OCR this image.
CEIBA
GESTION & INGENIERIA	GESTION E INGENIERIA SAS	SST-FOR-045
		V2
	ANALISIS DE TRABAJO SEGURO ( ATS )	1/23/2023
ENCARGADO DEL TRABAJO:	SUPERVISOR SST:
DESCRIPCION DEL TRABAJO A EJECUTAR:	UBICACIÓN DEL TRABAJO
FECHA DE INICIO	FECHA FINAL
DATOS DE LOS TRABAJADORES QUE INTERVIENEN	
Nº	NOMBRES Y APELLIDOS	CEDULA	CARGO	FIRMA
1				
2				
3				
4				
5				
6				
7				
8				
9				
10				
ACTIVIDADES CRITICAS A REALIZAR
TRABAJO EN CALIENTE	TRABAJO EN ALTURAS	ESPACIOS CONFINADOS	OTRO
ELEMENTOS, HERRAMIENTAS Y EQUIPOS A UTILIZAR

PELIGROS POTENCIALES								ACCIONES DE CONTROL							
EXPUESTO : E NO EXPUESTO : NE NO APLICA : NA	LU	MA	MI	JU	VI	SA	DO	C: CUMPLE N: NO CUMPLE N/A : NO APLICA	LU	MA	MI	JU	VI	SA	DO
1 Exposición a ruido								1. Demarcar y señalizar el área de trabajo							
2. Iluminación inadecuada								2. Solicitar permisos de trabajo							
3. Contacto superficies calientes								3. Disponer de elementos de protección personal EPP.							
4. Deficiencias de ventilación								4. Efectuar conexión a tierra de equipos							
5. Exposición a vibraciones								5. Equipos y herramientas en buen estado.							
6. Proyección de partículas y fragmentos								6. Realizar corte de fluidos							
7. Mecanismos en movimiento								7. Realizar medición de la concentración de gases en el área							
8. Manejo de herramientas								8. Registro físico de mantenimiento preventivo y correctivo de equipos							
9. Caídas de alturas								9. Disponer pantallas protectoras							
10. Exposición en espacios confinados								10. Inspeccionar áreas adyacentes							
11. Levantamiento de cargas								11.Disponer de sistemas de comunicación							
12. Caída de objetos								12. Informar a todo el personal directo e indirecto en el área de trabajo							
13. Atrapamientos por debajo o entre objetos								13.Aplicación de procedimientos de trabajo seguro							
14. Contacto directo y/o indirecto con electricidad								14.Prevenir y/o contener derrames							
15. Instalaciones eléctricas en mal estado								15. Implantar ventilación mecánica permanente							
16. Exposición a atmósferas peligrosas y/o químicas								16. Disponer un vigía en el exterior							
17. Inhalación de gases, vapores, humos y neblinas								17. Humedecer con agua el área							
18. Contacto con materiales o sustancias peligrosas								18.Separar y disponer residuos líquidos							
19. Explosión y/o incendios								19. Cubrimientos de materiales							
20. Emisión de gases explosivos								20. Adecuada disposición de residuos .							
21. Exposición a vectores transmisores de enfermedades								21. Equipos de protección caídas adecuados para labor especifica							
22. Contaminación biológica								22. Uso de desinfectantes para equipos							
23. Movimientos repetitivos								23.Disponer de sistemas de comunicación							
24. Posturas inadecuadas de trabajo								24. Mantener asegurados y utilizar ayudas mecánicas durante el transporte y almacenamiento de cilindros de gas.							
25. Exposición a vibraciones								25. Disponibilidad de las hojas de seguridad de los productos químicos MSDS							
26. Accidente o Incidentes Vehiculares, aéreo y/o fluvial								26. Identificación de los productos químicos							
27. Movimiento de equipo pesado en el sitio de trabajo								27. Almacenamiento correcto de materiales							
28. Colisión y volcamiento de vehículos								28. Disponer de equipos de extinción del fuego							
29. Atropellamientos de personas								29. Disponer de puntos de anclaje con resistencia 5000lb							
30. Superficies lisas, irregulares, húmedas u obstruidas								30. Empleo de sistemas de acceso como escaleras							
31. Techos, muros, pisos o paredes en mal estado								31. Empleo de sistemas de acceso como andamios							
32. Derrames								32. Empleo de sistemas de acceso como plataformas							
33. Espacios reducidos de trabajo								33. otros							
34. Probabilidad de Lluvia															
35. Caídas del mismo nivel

::::::

Set exercise
Using the entries above, return each line that includes the word "comunicación".

Right answer
11. Levantamiento de cargas								11.Disponer de sistemas de comunicación							
23. Movimientos repetitivos								23.Disponer de sistemas de comunicación							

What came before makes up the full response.